##### PROVIDED DATA

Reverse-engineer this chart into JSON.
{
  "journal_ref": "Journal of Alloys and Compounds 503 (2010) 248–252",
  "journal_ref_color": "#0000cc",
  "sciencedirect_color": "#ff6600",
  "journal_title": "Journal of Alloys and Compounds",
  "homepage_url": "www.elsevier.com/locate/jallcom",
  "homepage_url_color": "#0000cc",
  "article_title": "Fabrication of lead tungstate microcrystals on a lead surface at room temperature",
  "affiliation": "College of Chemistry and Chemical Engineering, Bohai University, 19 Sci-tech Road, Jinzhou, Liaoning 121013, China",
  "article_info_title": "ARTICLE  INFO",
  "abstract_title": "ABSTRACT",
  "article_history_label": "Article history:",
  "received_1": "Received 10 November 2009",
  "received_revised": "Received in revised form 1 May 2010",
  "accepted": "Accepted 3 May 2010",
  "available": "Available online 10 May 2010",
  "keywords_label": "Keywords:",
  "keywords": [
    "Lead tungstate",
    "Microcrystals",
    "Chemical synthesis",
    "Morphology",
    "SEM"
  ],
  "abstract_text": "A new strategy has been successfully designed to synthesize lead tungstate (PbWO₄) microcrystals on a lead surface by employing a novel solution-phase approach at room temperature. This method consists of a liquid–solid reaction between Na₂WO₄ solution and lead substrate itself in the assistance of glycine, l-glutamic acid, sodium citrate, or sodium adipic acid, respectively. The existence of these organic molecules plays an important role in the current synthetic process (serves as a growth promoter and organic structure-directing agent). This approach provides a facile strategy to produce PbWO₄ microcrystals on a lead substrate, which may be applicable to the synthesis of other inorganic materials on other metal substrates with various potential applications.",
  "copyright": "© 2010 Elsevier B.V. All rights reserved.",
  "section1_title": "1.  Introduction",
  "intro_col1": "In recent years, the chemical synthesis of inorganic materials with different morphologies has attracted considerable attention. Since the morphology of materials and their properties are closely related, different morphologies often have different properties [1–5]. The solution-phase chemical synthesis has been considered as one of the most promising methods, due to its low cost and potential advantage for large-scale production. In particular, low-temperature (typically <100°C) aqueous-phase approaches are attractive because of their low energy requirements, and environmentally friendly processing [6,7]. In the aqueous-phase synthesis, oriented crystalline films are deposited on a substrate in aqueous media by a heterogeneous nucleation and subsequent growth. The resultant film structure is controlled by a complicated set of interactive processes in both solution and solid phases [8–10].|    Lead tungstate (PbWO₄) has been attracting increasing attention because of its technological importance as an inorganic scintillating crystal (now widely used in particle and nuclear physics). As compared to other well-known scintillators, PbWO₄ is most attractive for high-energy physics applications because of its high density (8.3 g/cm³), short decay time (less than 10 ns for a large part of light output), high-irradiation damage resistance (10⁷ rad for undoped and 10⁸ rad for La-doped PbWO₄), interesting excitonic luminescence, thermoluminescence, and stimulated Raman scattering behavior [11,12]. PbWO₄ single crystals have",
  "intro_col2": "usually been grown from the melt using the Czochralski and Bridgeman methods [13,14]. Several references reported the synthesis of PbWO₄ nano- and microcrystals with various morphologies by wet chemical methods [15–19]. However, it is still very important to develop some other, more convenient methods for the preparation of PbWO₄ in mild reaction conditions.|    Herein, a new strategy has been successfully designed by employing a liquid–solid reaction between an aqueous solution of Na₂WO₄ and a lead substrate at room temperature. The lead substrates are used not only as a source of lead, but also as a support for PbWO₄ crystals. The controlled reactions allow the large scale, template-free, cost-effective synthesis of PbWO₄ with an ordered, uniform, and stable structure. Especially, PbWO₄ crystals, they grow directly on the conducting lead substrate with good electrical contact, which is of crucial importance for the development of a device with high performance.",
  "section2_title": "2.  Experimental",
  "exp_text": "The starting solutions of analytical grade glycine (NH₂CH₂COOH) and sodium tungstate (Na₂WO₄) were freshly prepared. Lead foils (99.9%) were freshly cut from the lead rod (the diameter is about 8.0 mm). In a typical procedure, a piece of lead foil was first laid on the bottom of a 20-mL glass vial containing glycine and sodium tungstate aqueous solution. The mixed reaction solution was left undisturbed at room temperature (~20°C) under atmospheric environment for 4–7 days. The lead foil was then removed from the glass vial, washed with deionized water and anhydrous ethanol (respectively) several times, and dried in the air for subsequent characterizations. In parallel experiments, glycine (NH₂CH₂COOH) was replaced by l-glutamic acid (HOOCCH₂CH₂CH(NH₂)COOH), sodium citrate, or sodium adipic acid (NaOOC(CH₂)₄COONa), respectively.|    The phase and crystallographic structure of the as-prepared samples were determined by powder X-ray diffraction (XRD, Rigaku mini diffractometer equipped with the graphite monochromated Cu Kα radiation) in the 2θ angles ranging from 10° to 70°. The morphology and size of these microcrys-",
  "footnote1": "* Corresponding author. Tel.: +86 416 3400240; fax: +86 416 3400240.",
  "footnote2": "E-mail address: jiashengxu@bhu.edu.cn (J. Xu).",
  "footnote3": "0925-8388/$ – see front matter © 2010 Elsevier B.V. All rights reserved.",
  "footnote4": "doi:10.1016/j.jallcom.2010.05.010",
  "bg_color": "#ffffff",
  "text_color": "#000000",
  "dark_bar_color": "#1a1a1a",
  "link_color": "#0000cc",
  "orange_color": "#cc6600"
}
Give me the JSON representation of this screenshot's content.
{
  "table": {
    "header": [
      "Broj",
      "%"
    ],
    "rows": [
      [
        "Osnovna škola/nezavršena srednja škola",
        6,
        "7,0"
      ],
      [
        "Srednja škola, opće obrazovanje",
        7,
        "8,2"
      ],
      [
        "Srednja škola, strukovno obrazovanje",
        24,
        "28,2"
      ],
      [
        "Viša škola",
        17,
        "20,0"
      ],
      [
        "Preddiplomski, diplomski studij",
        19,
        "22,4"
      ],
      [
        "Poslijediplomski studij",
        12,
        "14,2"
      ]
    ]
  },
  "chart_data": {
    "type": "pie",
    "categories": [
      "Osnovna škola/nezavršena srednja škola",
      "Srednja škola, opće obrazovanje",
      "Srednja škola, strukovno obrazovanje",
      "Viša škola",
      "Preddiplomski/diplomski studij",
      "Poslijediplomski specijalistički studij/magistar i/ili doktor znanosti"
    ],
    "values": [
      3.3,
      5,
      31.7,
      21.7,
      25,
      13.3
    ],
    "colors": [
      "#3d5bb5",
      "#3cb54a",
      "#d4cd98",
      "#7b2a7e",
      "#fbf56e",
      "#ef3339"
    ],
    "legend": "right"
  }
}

##########

**GIVEN TASK**: Exactly as they are written, print the entries again.

**SOLUTION FOR THIS TASK**:
Reverse-engineer this chart into JSON.
{
  "journal_ref": "Journal of Alloys and Compounds 503 (2010) 248–252",
  "journal_ref_color": "#0000cc",
  "sciencedirect_color": "#ff6600",
  "journal_title": "Journal of Alloys and Compounds",
  "homepage_url": "www.elsevier.com/locate/jallcom",
  "homepage_url_color": "#0000cc",
  "article_title": "Fabrication of lead tungstate microcrystals on a lead surface at room temperature",
  "affiliation": "College of Chemistry and Chemical Engineering, Bohai University, 19 Sci-tech Road, Jinzhou, Liaoning 121013, China",
  "article_info_title": "ARTICLE  INFO",
  "abstract_title": "ABSTRACT",
  "article_history_label": "Article history:",
  "received_1": "Received 10 November 2009",
  "received_revised": "Received in revised form 1 May 2010",
  "accepted": "Accepted 3 May 2010",
  "available": "Available online 10 May 2010",
  "keywords_label": "Keywords:",
  "keywords": [
    "Lead tungstate",
    "Microcrystals",
    "Chemical synthesis",
    "Morphology",
    "SEM"
  ],
  "abstract_text": "A new strategy has been successfully designed to synthesize lead tungstate (PbWO₄) microcrystals on a lead surface by employing a novel solution-phase approach at room temperature. This method consists of a liquid–solid reaction between Na₂WO₄ solution and lead substrate itself in the assistance of glycine, l-glutamic acid, sodium citrate, or sodium adipic acid, respectively. The existence of these organic molecules plays an important role in the current synthetic process (serves as a growth promoter and organic structure-directing agent). This approach provides a facile strategy to produce PbWO₄ microcrystals on a lead substrate, which may be applicable to the synthesis of other inorganic materials on other metal substrates with various potential applications.",
  "copyright": "© 2010 Elsevier B.V. All rights reserved.",
  "section1_title": "1.  Introduction",
  "intro_col1": "In recent years, the chemical synthesis of inorganic materials with different morphologies has attracted considerable attention. Since the morphology of materials and their properties are closely related, different morphologies often have different properties [1–5]. The solution-phase chemical synthesis has been considered as one of the most promising methods, due to its low cost and potential advantage for large-scale production. In particular, low-temperature (typically <100°C) aqueous-phase approaches are attractive because of their low energy requirements, and environmentally friendly processing [6,7]. In the aqueous-phase synthesis, oriented crystalline films are deposited on a substrate in aqueous media by a heterogeneous nucleation and subsequent growth. The resultant film structure is controlled by a complicated set of interactive processes in both solution and solid phases [8–10].|    Lead tungstate (PbWO₄) has been attracting increasing attention because of its technological importance as an inorganic scintillating crystal (now widely used in particle and nuclear physics). As compared to other well-known scintillators, PbWO₄ is most attractive for high-energy physics applications because of its high density (8.3 g/cm³), short decay time (less than 10 ns for a large part of light output), high-irradiation damage resistance (10⁷ rad for undoped and 10⁸ rad for La-doped PbWO₄), interesting excitonic luminescence, thermoluminescence, and stimulated Raman scattering behavior [11,12]. PbWO₄ single crystals have",
  "intro_col2": "usually been grown from the melt using the Czochralski and Bridgeman methods [13,14]. Several references reported the synthesis of PbWO₄ nano- and microcrystals with various morphologies by wet chemical methods [15–19]. However, it is still very important to develop some other, more convenient methods for the preparation of PbWO₄ in mild reaction conditions.|    Herein, a new strategy has been successfully designed by employing a liquid–solid reaction between an aqueous solution of Na₂WO₄ and a lead substrate at room temperature. The lead substrates are used not only as a source of lead, but also as a support for PbWO₄ crystals. The controlled reactions allow the large scale, template-free, cost-effective synthesis of PbWO₄ with an ordered, uniform, and stable structure. Especially, PbWO₄ crystals, they grow directly on the conducting lead substrate with good electrical contact, which is of crucial importance for the development of a device with high performance.",
  "section2_title": "2.  Experimental",
  "exp_text": "The starting solutions of analytical grade glycine (NH₂CH₂COOH) and sodium tungstate (Na₂WO₄) were freshly prepared. Lead foils (99.9%) were freshly cut from the lead rod (the diameter is about 8.0 mm). In a typical procedure, a piece of lead foil was first laid on the bottom of a 20-mL glass vial containing glycine and sodium tungstate aqueous solution. The mixed reaction solution was left undisturbed at room temperature (~20°C) under atmospheric environment for 4–7 days. The lead foil was then removed from the glass vial, washed with deionized water and anhydrous ethanol (respectively) several times, and dried in the air for subsequent characterizations. In parallel experiments, glycine (NH₂CH₂COOH) was replaced by l-glutamic acid (HOOCCH₂CH₂CH(NH₂)COOH), sodium citrate, or sodium adipic acid (NaOOC(CH₂)₄COONa), respectively.|    The phase and crystallographic structure of the as-prepared samples were determined by powder X-ray diffraction (XRD, Rigaku mini diffractometer equipped with the graphite monochromated Cu Kα radiation) in the 2θ angles ranging from 10° to 70°. The morphology and size of these microcrys-",
  "footnote1": "* Corresponding author. Tel.: +86 416 3400240; fax: +86 416 3400240.",
  "footnote2": "E-mail address: jiashengxu@bhu.edu.cn (J. Xu).",
  "footnote3": "0925-8388/$ – see front matter © 2010 Elsevier B.V. All rights reserved.",
  "footnote4": "doi:10.1016/j.jallcom.2010.05.010",
  "bg_color": "#ffffff",
  "text_color": "#000000",
  "dark_bar_color": "#1a1a1a",
  "link_color": "#0000cc",
  "orange_color": "#cc6600"
}
Give me the JSON representation of this screenshot's content.
{
  "table": {
    "header": [
      "Broj",
      "%"
    ],
    "rows": [
      [
        "Osnovna škola/nezavršena srednja škola",
        6,
        "7,0"
      ],
      [
        "Srednja škola, opće obrazovanje",
        7,
        "8,2"
      ],
      [
        "Srednja škola, strukovno obrazovanje",
        24,
        "28,2"
      ],
      [
        "Viša škola",
        17,
        "20,0"
      ],
      [
        "Preddiplomski, diplomski studij",
        19,
        "22,4"
      ],
      [
        "Poslijediplomski studij",
        12,
        "14,2"
      ]
    ]
  },
  "chart_data": {
    "type": "pie",
    "categories": [
      "Osnovna škola/nezavršena srednja škola",
      "Srednja škola, opće obrazovanje",
      "Srednja škola, strukovno obrazovanje",
      "Viša škola",
      "Preddiplomski/diplomski studij",
      "Poslijediplomski specijalistički studij/magistar i/ili doktor znanosti"
    ],
    "values": [
      3.3,
      5,
      31.7,
      21.7,
      25,
      13.3
    ],
    "colors": [
      "#3d5bb5",
      "#3cb54a",
      "#d4cd98",
      "#7b2a7e",
      "#fbf56e",
      "#ef3339"
    ],
    "legend": "right"
  }
}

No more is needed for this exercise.